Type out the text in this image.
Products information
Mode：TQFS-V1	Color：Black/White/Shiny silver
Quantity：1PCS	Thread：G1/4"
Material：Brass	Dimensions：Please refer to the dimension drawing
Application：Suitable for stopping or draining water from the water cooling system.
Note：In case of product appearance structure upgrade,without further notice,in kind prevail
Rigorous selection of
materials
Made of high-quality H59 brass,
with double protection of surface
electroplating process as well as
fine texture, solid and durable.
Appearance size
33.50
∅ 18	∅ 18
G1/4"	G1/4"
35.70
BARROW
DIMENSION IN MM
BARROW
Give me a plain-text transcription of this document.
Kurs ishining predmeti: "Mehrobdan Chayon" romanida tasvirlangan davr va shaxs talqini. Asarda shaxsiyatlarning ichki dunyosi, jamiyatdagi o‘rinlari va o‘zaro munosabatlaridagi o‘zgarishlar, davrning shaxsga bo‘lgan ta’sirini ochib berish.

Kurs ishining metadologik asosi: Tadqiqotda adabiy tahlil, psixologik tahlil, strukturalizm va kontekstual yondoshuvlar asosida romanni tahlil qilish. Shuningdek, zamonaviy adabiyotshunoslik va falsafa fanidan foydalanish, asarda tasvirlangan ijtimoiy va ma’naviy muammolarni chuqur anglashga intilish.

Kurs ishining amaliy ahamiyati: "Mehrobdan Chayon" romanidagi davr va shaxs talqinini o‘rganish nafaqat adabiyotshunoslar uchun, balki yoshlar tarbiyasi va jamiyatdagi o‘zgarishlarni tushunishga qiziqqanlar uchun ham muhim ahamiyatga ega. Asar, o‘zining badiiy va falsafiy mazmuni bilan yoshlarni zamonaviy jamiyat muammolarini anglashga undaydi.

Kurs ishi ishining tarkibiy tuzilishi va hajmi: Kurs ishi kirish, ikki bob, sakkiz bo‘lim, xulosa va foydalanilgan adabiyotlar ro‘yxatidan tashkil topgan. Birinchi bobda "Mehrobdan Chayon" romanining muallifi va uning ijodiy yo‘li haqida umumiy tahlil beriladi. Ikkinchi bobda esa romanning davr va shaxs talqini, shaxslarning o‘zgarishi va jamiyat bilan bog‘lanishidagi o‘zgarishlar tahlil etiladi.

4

_____

THE PROBLEM.
Look through the listing above. Pick out each line with "this" and copy it.

SOLUTION.
Type out the text in this image.
Give me a plain-text transcription of this document.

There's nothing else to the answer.